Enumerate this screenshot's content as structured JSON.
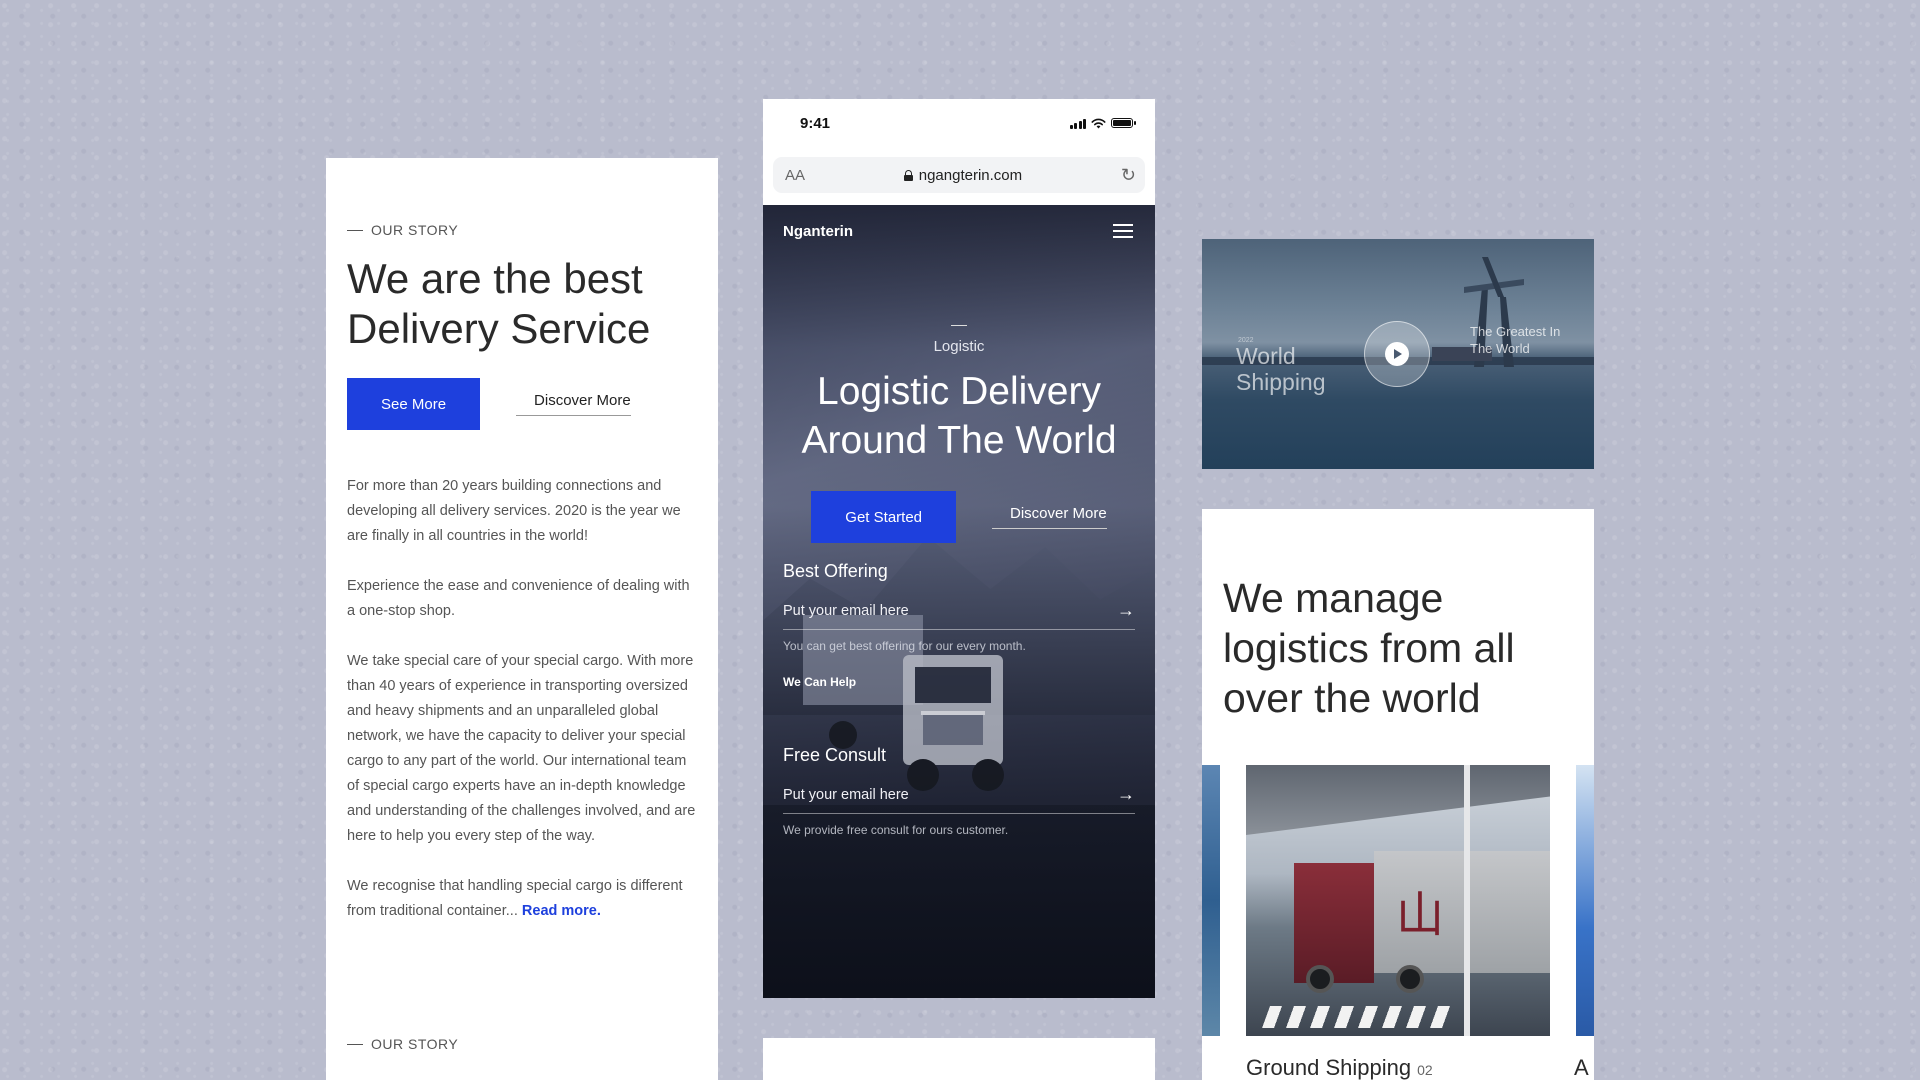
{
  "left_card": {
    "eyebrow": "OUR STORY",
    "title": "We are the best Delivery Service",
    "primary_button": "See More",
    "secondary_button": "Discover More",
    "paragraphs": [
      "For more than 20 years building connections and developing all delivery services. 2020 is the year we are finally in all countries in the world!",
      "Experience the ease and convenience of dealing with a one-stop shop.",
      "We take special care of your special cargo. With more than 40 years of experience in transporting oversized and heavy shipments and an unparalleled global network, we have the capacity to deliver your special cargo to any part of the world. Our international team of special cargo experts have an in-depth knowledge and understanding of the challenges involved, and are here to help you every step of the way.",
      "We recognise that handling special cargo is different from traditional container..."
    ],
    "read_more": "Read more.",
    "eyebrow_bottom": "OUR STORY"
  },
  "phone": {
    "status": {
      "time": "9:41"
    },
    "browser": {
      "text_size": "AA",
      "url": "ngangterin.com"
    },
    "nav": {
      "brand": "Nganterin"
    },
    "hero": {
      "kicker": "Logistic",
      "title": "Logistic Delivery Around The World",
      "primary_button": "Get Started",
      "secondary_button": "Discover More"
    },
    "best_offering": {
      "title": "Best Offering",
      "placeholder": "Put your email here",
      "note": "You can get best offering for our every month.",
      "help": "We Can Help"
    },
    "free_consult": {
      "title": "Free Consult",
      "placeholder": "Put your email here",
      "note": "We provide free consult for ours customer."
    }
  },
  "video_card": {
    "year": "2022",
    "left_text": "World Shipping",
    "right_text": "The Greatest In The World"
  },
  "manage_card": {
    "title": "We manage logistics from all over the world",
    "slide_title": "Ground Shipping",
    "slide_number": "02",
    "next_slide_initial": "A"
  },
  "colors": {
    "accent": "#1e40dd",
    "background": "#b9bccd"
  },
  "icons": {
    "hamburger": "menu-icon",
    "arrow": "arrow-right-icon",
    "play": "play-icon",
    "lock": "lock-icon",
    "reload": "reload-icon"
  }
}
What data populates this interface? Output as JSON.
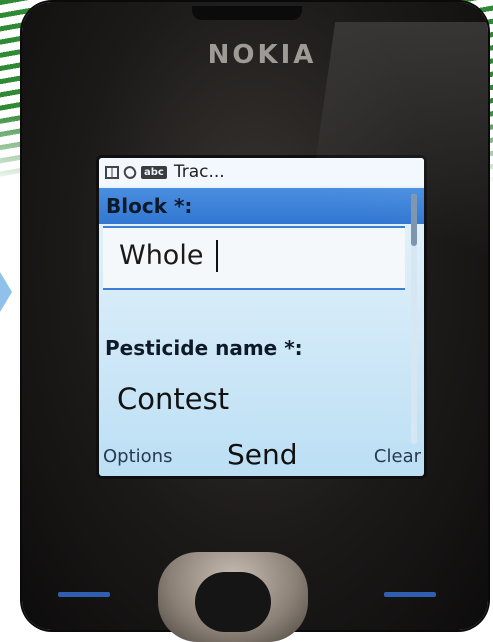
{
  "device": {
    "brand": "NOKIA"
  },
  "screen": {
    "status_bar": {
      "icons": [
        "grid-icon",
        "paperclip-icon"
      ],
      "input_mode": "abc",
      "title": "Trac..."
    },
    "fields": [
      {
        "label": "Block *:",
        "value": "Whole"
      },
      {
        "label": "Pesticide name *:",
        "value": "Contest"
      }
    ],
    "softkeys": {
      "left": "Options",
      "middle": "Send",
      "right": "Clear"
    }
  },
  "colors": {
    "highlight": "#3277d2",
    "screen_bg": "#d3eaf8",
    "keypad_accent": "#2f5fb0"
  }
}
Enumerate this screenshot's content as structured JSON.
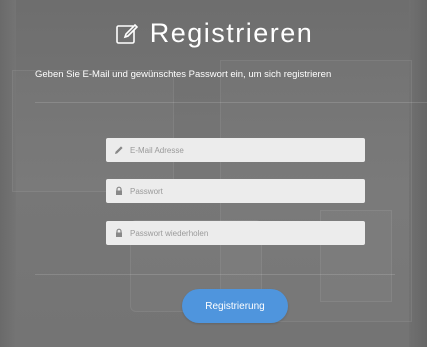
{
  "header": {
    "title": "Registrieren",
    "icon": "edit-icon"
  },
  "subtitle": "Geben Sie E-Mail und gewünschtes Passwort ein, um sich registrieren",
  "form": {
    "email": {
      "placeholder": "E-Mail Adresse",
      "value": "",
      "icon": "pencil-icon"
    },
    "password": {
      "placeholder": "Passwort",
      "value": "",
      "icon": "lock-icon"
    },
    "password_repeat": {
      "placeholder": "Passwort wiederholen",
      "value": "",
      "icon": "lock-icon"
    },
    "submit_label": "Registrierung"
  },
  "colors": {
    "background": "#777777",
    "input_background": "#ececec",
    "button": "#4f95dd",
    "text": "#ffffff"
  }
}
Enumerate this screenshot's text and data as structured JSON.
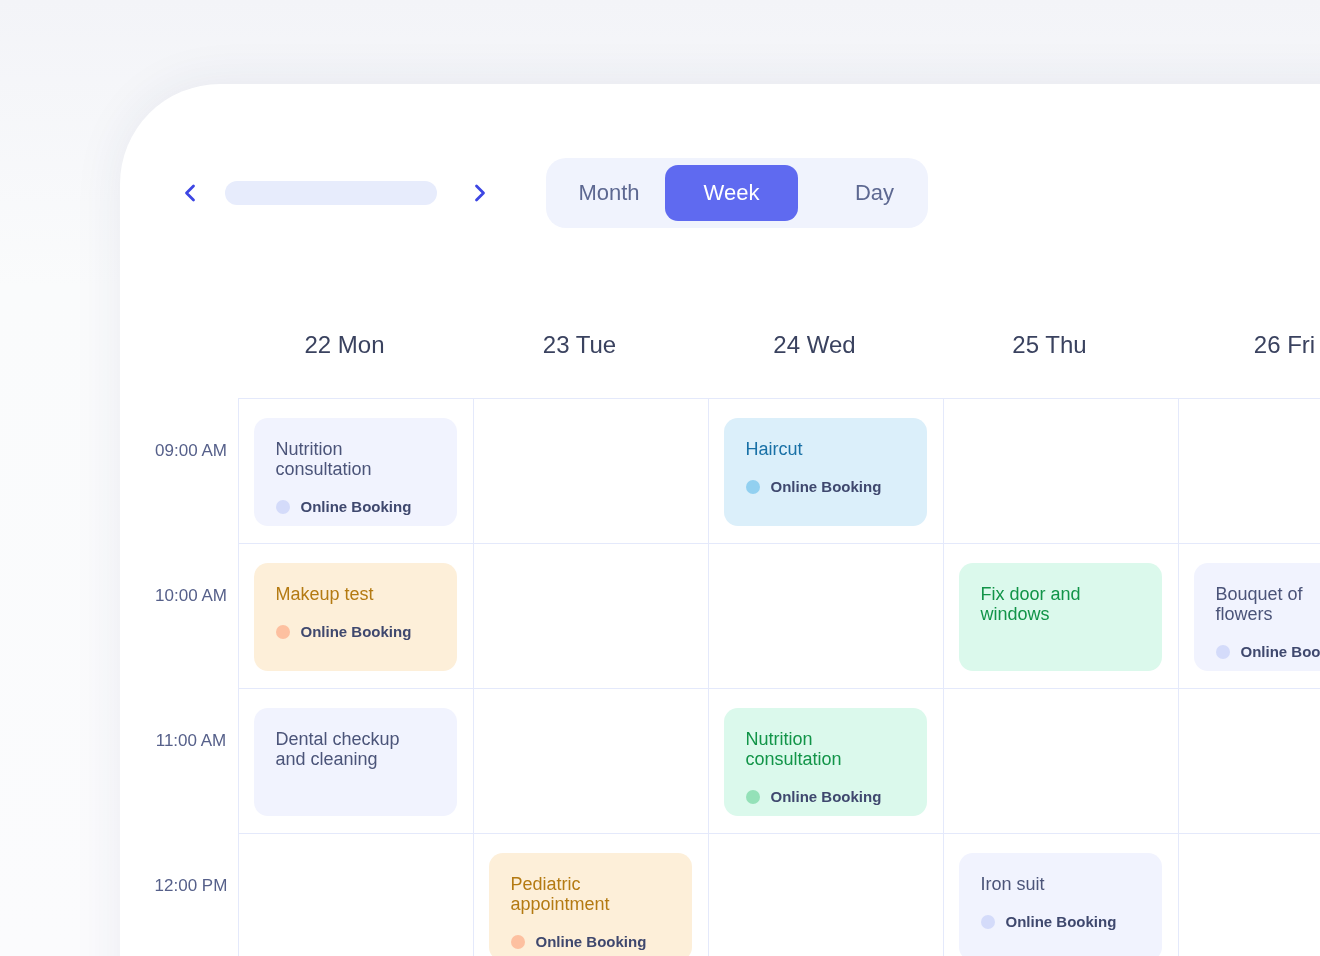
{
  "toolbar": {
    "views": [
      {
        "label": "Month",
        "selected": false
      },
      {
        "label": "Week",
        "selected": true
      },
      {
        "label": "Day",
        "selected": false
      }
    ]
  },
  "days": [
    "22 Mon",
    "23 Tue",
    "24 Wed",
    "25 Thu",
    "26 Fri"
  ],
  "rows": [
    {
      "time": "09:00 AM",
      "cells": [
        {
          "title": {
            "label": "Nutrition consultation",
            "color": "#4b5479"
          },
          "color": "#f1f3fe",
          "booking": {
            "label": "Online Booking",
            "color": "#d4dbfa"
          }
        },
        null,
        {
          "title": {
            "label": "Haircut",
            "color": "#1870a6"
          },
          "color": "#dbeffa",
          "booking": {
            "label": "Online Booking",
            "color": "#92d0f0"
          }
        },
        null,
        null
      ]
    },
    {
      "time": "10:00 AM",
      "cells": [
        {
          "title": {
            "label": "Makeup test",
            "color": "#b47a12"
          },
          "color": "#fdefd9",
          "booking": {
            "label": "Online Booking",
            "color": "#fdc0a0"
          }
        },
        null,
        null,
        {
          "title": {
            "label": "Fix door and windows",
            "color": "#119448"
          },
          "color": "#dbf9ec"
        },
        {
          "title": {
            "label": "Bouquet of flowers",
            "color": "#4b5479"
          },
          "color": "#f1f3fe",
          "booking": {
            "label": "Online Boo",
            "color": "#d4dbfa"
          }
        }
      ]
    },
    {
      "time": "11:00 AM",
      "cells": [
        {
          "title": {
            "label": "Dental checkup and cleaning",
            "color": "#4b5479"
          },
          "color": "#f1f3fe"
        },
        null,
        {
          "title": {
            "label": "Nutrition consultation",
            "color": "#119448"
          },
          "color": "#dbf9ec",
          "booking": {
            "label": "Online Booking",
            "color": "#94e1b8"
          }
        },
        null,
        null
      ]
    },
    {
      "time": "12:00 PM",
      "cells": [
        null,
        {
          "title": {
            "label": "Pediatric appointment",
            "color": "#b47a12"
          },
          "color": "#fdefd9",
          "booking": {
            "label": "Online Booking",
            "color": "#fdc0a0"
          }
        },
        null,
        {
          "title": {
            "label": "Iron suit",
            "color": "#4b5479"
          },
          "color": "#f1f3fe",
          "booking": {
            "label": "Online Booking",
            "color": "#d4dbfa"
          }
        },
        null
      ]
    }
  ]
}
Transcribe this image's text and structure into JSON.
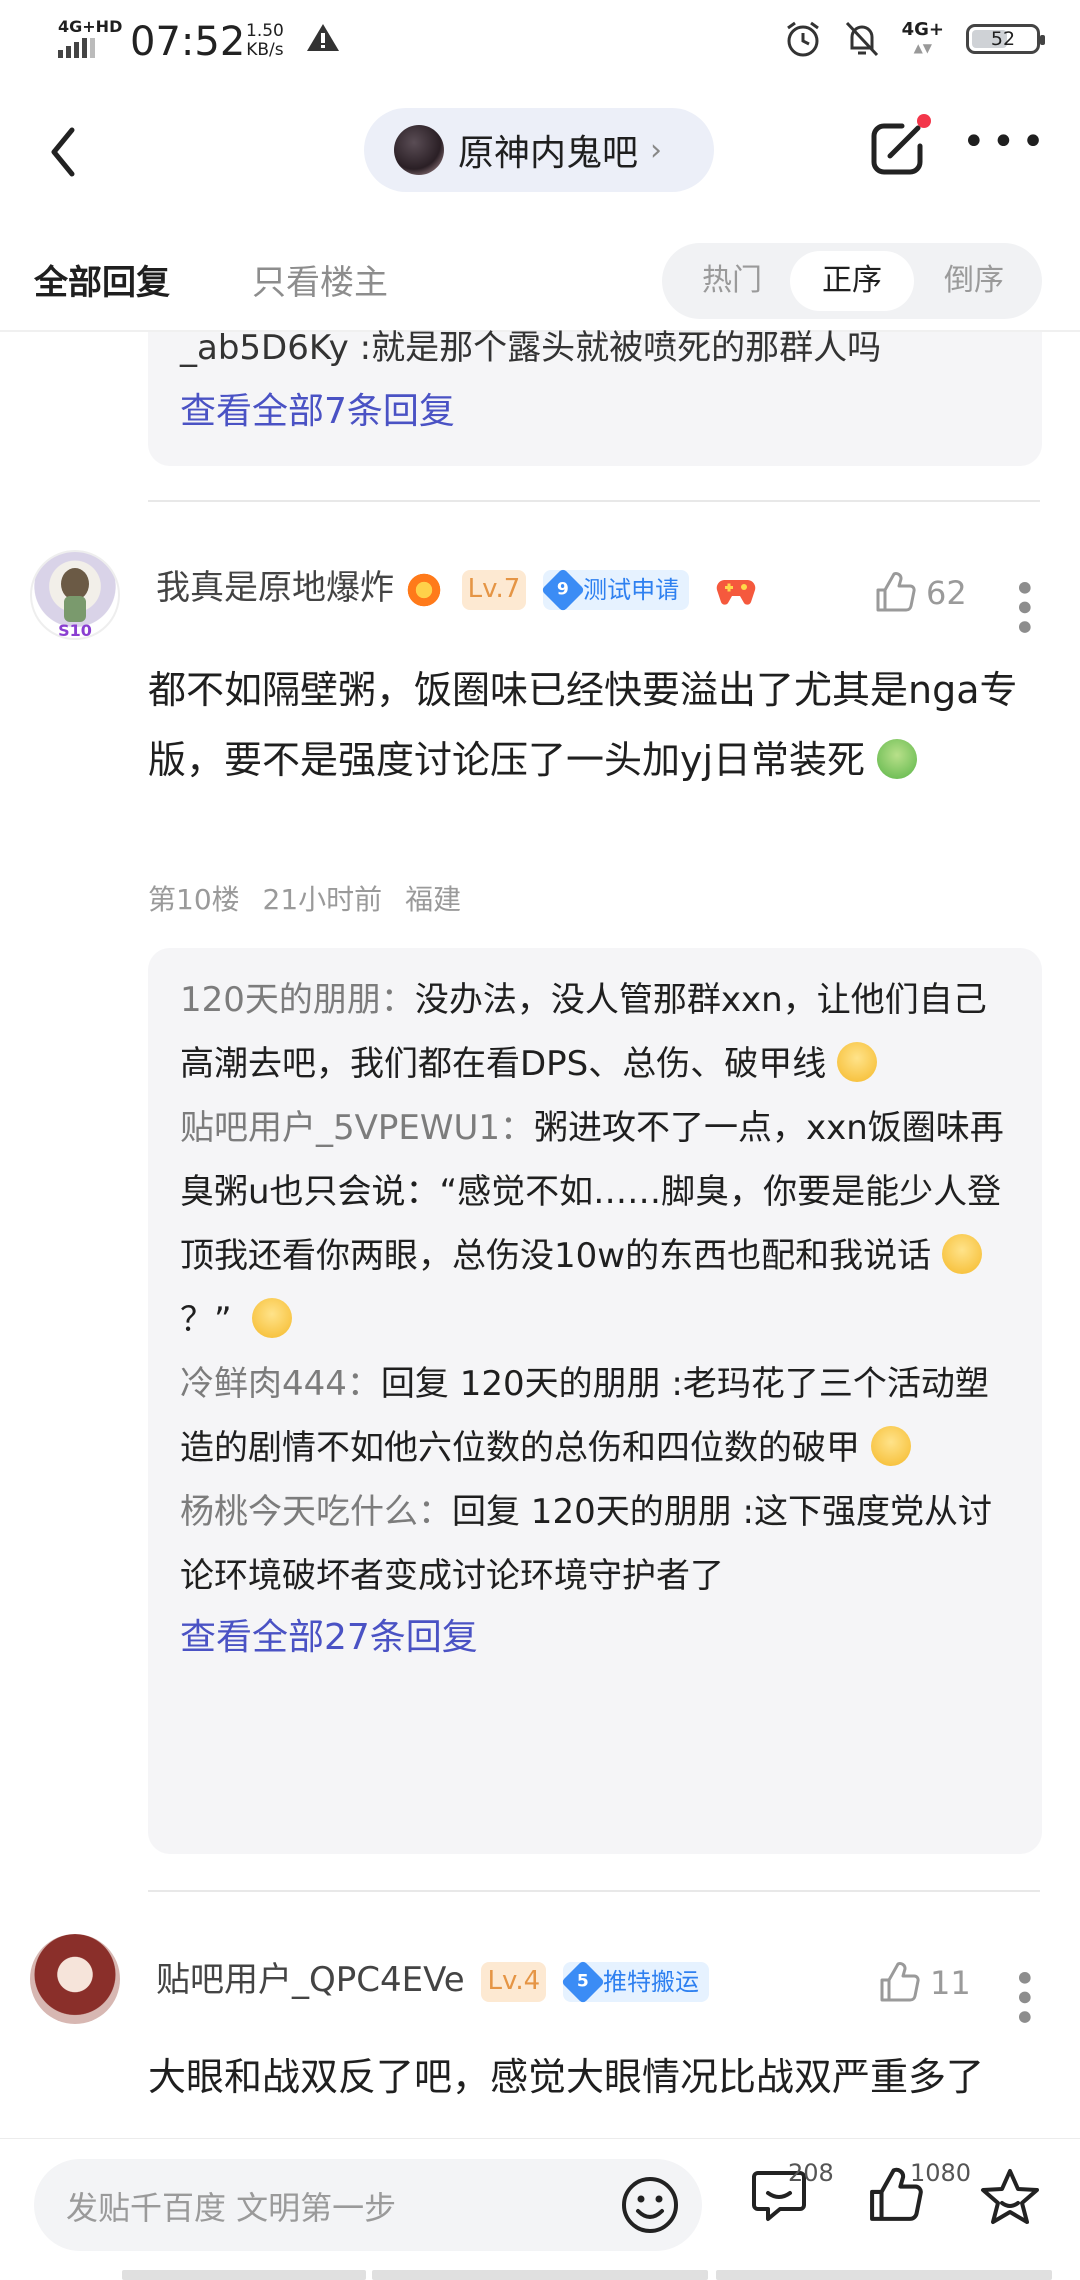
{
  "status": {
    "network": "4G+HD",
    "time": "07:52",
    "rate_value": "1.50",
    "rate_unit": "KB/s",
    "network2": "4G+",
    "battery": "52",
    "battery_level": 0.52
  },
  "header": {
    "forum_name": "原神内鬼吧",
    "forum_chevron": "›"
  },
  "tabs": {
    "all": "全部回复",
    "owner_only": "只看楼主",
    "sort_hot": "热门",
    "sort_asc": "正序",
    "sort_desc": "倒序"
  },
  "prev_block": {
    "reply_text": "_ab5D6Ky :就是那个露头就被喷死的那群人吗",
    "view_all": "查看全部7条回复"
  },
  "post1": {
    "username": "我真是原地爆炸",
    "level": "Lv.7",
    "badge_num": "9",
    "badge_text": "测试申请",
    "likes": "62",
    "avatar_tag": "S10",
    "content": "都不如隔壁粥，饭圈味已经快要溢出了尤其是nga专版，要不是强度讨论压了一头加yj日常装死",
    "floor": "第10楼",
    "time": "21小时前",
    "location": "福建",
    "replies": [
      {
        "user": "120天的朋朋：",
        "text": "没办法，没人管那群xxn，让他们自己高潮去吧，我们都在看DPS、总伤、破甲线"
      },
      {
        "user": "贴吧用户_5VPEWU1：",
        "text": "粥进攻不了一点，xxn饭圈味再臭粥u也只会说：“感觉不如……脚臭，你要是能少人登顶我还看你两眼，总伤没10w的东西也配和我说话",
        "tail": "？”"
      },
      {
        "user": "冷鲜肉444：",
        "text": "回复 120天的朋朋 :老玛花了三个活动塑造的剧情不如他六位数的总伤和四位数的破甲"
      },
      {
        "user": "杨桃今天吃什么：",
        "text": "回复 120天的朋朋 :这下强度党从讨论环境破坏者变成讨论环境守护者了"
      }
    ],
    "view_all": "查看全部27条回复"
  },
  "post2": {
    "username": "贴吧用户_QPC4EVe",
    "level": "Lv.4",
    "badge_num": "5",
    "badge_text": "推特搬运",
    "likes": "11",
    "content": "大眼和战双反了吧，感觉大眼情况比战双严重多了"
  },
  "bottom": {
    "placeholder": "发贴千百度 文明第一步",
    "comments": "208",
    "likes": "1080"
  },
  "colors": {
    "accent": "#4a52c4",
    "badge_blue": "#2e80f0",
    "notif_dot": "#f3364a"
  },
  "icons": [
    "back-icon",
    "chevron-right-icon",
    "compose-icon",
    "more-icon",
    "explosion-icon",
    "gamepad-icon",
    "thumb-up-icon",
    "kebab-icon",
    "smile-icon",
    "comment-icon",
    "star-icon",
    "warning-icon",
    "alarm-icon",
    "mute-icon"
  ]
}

• • • •

Set exercise:
Gather each line holding the string "this".

Completed exercise:
Enumerate this screenshot's content as structured JSON.
What data populates this interface? Output as JSON.
Enumerate this screenshot's content as structured JSON.
Enumerate this screenshot's text and data as structured JSON.
Transcribe this image's text and structure into JSON.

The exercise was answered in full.